> **WHAT THE EXERCISE ASKS**
Every record must be written out once more, with nothing added or omitted.

> **MATERIAL FOR THE TASK**
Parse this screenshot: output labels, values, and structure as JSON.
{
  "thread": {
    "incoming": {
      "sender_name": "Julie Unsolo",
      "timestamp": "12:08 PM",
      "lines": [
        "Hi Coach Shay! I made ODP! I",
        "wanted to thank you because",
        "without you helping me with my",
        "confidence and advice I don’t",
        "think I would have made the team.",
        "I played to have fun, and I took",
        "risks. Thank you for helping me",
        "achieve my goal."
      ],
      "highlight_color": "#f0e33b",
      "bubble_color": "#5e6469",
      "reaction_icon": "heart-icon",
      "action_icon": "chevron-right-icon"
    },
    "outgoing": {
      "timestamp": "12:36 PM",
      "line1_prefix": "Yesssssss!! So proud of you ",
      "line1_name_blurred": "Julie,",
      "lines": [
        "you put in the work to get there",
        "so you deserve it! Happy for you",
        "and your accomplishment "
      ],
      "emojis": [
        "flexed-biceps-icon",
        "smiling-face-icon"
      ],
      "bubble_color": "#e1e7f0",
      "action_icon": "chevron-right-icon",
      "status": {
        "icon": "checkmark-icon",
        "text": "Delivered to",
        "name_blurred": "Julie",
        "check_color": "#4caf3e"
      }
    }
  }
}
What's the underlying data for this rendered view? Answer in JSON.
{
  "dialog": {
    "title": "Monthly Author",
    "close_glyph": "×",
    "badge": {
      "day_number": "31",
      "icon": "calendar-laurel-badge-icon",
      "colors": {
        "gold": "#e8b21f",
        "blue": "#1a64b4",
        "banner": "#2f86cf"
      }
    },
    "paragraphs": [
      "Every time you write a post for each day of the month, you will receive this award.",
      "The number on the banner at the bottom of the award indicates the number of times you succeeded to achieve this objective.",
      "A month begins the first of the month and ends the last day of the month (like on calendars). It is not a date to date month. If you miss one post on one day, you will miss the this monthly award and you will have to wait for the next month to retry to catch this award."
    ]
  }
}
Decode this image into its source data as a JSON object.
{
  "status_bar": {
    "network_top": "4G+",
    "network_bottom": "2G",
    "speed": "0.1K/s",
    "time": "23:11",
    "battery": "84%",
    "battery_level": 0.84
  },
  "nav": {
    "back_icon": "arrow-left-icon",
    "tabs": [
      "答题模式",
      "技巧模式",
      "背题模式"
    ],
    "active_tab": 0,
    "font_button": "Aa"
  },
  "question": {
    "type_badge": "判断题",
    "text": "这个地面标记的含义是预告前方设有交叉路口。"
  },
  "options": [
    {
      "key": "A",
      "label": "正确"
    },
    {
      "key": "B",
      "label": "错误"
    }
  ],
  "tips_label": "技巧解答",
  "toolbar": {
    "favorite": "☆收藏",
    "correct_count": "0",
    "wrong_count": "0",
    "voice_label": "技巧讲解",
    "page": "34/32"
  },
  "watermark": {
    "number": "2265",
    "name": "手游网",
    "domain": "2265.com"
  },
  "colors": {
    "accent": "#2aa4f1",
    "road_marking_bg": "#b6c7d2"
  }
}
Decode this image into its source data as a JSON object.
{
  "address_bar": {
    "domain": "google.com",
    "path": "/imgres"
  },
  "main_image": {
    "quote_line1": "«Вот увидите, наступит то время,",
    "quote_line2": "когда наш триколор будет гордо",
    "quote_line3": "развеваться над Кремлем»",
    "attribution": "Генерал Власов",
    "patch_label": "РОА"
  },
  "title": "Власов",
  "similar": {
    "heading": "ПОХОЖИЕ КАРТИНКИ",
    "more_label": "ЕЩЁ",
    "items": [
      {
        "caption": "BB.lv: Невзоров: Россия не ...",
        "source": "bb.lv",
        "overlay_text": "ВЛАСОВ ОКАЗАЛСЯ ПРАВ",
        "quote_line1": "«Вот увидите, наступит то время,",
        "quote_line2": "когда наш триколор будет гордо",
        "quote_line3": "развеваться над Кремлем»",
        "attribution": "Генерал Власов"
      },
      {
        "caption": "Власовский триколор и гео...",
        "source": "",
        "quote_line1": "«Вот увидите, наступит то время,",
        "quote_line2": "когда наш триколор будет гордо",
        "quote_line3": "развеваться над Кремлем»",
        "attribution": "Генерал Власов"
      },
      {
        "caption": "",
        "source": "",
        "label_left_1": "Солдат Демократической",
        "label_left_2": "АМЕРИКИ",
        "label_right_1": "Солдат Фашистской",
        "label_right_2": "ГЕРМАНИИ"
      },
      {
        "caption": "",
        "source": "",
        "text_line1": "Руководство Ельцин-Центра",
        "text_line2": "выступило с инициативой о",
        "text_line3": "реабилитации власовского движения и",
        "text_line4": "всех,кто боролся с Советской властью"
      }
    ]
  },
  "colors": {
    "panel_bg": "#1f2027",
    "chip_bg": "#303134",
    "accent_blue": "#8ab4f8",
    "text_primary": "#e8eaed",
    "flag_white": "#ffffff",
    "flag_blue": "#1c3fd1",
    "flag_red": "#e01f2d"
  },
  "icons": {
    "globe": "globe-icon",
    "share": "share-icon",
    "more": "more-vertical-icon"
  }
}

> **ANSWER FOR THIS EXERCISE**
Parse this screenshot: output labels, values, and structure as JSON.
{
  "thread": {
    "incoming": {
      "sender_name": "Julie Unsolo",
      "timestamp": "12:08 PM",
      "lines": [
        "Hi Coach Shay! I made ODP! I",
        "wanted to thank you because",
        "without you helping me with my",
        "confidence and advice I don’t",
        "think I would have made the team.",
        "I played to have fun, and I took",
        "risks. Thank you for helping me",
        "achieve my goal."
      ],
      "highlight_color": "#f0e33b",
      "bubble_color": "#5e6469",
      "reaction_icon": "heart-icon",
      "action_icon": "chevron-right-icon"
    },
    "outgoing": {
      "timestamp": "12:36 PM",
      "line1_prefix": "Yesssssss!! So proud of you ",
      "line1_name_blurred": "Julie,",
      "lines": [
        "you put in the work to get there",
        "so you deserve it! Happy for you",
        "and your accomplishment "
      ],
      "emojis": [
        "flexed-biceps-icon",
        "smiling-face-icon"
      ],
      "bubble_color": "#e1e7f0",
      "action_icon": "chevron-right-icon",
      "status": {
        "icon": "checkmark-icon",
        "text": "Delivered to",
        "name_blurred": "Julie",
        "check_color": "#4caf3e"
      }
    }
  }
}
What's the underlying data for this rendered view? Answer in JSON.
{
  "dialog": {
    "title": "Monthly Author",
    "close_glyph": "×",
    "badge": {
      "day_number": "31",
      "icon": "calendar-laurel-badge-icon",
      "colors": {
        "gold": "#e8b21f",
        "blue": "#1a64b4",
        "banner": "#2f86cf"
      }
    },
    "paragraphs": [
      "Every time you write a post for each day of the month, you will receive this award.",
      "The number on the banner at the bottom of the award indicates the number of times you succeeded to achieve this objective.",
      "A month begins the first of the month and ends the last day of the month (like on calendars). It is not a date to date month. If you miss one post on one day, you will miss the this monthly award and you will have to wait for the next month to retry to catch this award."
    ]
  }
}
Decode this image into its source data as a JSON object.
{
  "status_bar": {
    "network_top": "4G+",
    "network_bottom": "2G",
    "speed": "0.1K/s",
    "time": "23:11",
    "battery": "84%",
    "battery_level": 0.84
  },
  "nav": {
    "back_icon": "arrow-left-icon",
    "tabs": [
      "答题模式",
      "技巧模式",
      "背题模式"
    ],
    "active_tab": 0,
    "font_button": "Aa"
  },
  "question": {
    "type_badge": "判断题",
    "text": "这个地面标记的含义是预告前方设有交叉路口。"
  },
  "options": [
    {
      "key": "A",
      "label": "正确"
    },
    {
      "key": "B",
      "label": "错误"
    }
  ],
  "tips_label": "技巧解答",
  "toolbar": {
    "favorite": "☆收藏",
    "correct_count": "0",
    "wrong_count": "0",
    "voice_label": "技巧讲解",
    "page": "34/32"
  },
  "watermark": {
    "number": "2265",
    "name": "手游网",
    "domain": "2265.com"
  },
  "colors": {
    "accent": "#2aa4f1",
    "road_marking_bg": "#b6c7d2"
  }
}
Decode this image into its source data as a JSON object.
{
  "address_bar": {
    "domain": "google.com",
    "path": "/imgres"
  },
  "main_image": {
    "quote_line1": "«Вот увидите, наступит то время,",
    "quote_line2": "когда наш триколор будет гордо",
    "quote_line3": "развеваться над Кремлем»",
    "attribution": "Генерал Власов",
    "patch_label": "РОА"
  },
  "title": "Власов",
  "similar": {
    "heading": "ПОХОЖИЕ КАРТИНКИ",
    "more_label": "ЕЩЁ",
    "items": [
      {
        "caption": "BB.lv: Невзоров: Россия не ...",
        "source": "bb.lv",
        "overlay_text": "ВЛАСОВ ОКАЗАЛСЯ ПРАВ",
        "quote_line1": "«Вот увидите, наступит то время,",
        "quote_line2": "когда наш триколор будет гордо",
        "quote_line3": "развеваться над Кремлем»",
        "attribution": "Генерал Власов"
      },
      {
        "caption": "Власовский триколор и гео...",
        "source": "",
        "quote_line1": "«Вот увидите, наступит то время,",
        "quote_line2": "когда наш триколор будет гордо",
        "quote_line3": "развеваться над Кремлем»",
        "attribution": "Генерал Власов"
      },
      {
        "caption": "",
        "source": "",
        "label_left_1": "Солдат Демократической",
        "label_left_2": "АМЕРИКИ",
        "label_right_1": "Солдат Фашистской",
        "label_right_2": "ГЕРМАНИИ"
      },
      {
        "caption": "",
        "source": "",
        "text_line1": "Руководство Ельцин-Центра",
        "text_line2": "выступило с инициативой о",
        "text_line3": "реабилитации власовского движения и",
        "text_line4": "всех,кто боролся с Советской властью"
      }
    ]
  },
  "colors": {
    "panel_bg": "#1f2027",
    "chip_bg": "#303134",
    "accent_blue": "#8ab4f8",
    "text_primary": "#e8eaed",
    "flag_white": "#ffffff",
    "flag_blue": "#1c3fd1",
    "flag_red": "#e01f2d"
  },
  "icons": {
    "globe": "globe-icon",
    "share": "share-icon",
    "more": "more-vertical-icon"
  }
}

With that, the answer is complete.